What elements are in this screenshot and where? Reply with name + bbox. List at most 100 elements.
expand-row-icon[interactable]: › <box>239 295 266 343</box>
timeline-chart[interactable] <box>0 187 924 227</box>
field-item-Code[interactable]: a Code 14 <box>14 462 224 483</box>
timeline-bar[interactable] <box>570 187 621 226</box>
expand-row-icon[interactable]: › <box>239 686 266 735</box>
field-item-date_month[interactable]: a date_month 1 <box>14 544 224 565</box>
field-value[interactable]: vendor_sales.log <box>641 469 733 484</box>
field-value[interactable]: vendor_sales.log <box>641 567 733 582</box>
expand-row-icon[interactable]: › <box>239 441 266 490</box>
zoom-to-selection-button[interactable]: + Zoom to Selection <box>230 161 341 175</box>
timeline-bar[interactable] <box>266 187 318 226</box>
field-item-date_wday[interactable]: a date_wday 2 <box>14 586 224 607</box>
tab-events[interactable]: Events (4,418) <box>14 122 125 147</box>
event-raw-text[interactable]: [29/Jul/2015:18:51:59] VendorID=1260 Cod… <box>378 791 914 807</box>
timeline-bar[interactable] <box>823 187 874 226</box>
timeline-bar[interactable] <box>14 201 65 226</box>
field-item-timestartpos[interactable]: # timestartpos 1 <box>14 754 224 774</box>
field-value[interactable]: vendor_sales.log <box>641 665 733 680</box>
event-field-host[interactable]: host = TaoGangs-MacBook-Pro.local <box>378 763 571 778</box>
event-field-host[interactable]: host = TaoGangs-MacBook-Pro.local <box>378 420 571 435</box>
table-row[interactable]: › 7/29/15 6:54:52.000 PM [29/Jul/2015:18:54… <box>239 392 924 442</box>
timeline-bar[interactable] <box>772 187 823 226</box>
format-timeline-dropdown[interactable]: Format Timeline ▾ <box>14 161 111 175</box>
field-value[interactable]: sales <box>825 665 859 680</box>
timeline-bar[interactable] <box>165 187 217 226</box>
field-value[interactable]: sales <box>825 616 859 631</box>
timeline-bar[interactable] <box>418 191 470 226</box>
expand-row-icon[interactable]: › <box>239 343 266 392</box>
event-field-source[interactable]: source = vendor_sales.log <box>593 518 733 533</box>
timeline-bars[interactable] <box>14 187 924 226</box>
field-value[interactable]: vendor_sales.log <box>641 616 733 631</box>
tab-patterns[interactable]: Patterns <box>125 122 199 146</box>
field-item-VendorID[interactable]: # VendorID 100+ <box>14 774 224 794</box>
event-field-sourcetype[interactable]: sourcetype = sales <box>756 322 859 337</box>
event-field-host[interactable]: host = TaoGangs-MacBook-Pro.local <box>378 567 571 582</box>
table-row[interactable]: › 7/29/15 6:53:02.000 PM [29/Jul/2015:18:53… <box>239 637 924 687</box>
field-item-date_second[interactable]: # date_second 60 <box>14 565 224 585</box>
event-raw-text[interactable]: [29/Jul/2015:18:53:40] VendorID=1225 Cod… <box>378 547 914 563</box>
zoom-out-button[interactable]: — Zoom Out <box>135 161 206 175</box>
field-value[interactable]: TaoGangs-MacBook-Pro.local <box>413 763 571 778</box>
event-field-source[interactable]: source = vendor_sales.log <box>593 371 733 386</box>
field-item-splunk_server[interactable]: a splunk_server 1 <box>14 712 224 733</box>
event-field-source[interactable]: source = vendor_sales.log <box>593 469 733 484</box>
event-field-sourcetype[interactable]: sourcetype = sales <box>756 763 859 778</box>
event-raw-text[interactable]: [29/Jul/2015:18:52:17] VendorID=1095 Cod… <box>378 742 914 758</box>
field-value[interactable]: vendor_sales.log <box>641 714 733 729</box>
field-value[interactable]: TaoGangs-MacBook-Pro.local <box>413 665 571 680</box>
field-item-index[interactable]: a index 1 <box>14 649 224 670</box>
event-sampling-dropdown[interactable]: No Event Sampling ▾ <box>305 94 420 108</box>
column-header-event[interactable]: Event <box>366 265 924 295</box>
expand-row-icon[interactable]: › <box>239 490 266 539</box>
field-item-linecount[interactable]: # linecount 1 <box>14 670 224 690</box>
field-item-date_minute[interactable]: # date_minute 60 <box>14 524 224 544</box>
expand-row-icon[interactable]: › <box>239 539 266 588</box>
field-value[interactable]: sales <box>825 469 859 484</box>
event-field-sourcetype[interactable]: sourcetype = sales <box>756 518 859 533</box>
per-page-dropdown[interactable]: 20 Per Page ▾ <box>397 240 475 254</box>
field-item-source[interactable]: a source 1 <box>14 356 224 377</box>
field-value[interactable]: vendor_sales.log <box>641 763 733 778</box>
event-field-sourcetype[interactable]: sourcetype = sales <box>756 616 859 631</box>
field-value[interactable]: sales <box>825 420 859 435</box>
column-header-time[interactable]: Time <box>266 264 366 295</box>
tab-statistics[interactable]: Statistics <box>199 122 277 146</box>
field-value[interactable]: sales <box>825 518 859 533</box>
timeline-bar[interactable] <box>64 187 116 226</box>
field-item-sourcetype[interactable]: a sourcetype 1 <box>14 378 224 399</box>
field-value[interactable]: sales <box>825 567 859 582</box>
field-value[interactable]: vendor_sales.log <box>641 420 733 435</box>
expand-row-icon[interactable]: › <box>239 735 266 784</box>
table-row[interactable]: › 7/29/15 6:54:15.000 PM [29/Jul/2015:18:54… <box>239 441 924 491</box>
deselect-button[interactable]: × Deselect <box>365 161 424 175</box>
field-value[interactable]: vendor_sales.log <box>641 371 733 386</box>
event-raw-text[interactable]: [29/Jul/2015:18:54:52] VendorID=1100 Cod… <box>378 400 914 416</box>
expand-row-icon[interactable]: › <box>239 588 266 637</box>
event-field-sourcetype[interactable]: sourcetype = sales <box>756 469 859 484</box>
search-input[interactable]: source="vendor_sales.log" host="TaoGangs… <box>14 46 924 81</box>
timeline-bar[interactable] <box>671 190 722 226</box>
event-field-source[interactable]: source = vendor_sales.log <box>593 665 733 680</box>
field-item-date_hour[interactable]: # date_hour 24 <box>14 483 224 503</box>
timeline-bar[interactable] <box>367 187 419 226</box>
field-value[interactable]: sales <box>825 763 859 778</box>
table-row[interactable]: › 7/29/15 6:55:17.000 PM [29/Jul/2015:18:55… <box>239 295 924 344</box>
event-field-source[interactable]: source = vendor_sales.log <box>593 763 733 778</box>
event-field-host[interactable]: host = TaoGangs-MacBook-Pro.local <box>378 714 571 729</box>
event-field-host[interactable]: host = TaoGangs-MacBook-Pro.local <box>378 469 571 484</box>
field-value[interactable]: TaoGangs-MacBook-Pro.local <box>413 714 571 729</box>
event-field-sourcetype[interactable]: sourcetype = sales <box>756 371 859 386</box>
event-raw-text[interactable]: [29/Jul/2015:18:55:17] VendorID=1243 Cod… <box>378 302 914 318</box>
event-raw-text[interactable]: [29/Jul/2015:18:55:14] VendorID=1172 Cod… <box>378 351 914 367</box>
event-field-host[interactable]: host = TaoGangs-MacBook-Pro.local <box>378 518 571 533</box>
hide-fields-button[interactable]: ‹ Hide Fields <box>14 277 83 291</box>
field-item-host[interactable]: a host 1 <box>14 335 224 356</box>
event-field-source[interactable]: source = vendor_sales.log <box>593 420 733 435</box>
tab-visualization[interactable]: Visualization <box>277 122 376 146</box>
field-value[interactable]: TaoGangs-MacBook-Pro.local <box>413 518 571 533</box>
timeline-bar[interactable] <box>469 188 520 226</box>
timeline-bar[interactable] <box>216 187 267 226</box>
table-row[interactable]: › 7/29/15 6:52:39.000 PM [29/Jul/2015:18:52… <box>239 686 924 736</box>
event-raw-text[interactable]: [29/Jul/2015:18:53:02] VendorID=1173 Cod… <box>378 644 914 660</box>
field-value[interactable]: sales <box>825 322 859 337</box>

——

Turn the material, from its first line through the line containing "expand-row-icon[interactable]: › <box>239 343", into a numbered list, leaving out any blank lines.

__Solution to this exercise__
1. What elements are in this screenshot and where? Reply with name + bbox. List at most 100 elements.
2. expand-row-icon[interactable]: › <box>239 295 266 343</box>
3. timeline-chart[interactable] <box>0 187 924 227</box>
4. field-item-Code[interactable]: a Code 14 <box>14 462 224 483</box>
5. timeline-bar[interactable] <box>570 187 621 226</box>
6. expand-row-icon[interactable]: › <box>239 686 266 735</box>
7. field-item-date_month[interactable]: a date_month 1 <box>14 544 224 565</box>
8. field-value[interactable]: vendor_sales.log <box>641 469 733 484</box>
9. field-value[interactable]: vendor_sales.log <box>641 567 733 582</box>
10. expand-row-icon[interactable]: › <box>239 441 266 490</box>
11. zoom-to-selection-button[interactable]: + Zoom to Selection <box>230 161 341 175</box>
12. timeline-bar[interactable] <box>266 187 318 226</box>
13. field-item-date_wday[interactable]: a date_wday 2 <box>14 586 224 607</box>
14. tab-events[interactable]: Events (4,418) <box>14 122 125 147</box>
15. event-raw-text[interactable]: [29/Jul/2015:18:51:59] VendorID=1260 Cod… <box>378 791 914 807</box>
16. timeline-bar[interactable] <box>823 187 874 226</box>
17. timeline-bar[interactable] <box>14 201 65 226</box>
18. field-item-timestartpos[interactable]: # timestartpos 1 <box>14 754 224 774</box>
19. field-value[interactable]: vendor_sales.log <box>641 665 733 680</box>
20. event-field-host[interactable]: host = TaoGangs-MacBook-Pro.local <box>378 763 571 778</box>
21. event-field-host[interactable]: host = TaoGangs-MacBook-Pro.local <box>378 420 571 435</box>
22. table-row[interactable]: › 7/29/15 6:54:52.000 PM [29/Jul/2015:18:54… <box>239 392 924 442</box>
23. timeline-bar[interactable] <box>772 187 823 226</box>
24. format-timeline-dropdown[interactable]: Format Timeline ▾ <box>14 161 111 175</box>
25. field-value[interactable]: sales <box>825 665 859 680</box>
26. timeline-bar[interactable] <box>165 187 217 226</box>
27. field-value[interactable]: sales <box>825 616 859 631</box>
28. timeline-bar[interactable] <box>418 191 470 226</box>
29. expand-row-icon[interactable]: › <box>239 343 266 392</box>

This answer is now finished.